**SET TASK**.
Please pull out every line that includes the string "ввода".

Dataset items
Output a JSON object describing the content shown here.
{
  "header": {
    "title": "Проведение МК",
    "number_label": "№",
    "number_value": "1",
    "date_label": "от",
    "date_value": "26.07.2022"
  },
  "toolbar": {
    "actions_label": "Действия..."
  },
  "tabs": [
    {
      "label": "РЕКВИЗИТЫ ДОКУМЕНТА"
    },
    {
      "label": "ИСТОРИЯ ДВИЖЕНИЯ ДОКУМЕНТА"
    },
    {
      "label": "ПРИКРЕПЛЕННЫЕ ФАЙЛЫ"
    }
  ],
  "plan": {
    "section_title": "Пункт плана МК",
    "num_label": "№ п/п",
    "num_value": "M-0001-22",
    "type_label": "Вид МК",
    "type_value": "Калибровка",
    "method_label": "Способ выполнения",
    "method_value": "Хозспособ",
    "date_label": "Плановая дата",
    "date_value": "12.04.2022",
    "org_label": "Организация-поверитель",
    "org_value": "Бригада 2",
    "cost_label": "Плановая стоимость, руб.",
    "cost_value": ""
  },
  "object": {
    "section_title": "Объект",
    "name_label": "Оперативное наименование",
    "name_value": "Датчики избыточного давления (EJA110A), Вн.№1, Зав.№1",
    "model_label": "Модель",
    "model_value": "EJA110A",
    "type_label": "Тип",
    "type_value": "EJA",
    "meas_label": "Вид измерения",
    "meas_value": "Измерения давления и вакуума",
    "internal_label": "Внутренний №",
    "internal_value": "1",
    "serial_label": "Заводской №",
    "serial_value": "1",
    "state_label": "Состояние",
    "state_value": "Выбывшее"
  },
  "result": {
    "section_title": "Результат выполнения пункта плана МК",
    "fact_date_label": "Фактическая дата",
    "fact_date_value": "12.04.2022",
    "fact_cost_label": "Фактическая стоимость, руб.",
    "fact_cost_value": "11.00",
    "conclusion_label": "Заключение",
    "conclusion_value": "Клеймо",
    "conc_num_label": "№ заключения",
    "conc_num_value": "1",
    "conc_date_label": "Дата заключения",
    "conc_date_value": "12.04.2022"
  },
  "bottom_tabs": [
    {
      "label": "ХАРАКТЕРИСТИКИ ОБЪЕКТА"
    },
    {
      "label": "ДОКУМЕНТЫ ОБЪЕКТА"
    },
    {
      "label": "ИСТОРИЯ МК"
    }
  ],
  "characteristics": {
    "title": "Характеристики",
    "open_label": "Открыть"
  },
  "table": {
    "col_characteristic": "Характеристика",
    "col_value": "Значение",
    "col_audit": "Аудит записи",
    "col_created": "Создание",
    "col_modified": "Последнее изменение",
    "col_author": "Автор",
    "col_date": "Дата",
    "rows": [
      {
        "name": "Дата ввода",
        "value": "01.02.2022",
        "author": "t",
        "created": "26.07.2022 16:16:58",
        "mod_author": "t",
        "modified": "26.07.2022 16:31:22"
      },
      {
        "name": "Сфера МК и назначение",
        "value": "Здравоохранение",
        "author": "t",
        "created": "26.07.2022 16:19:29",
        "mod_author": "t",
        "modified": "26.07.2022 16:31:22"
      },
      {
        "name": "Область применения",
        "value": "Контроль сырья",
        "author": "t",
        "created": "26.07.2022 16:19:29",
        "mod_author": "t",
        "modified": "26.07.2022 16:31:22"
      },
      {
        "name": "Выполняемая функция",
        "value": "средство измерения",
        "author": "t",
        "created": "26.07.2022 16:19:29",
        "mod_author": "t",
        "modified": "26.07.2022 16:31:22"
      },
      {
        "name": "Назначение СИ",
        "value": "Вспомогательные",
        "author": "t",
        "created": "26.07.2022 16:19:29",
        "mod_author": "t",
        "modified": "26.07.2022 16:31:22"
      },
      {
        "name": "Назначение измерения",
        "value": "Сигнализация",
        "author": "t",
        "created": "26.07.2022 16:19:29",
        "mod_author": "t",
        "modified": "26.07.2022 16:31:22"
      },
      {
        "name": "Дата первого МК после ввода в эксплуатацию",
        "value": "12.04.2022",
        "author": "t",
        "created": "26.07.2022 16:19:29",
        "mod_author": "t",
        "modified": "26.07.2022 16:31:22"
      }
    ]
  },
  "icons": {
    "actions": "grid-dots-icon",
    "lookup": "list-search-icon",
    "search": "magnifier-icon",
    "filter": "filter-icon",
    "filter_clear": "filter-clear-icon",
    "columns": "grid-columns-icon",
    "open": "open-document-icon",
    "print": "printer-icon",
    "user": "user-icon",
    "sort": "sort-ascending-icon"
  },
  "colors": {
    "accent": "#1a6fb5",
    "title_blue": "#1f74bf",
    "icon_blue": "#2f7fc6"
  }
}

**ANSWER TO THIS TASK**.
        "name": "Дата ввода",
        "name": "Дата первого МК после ввода в эксплуатацию",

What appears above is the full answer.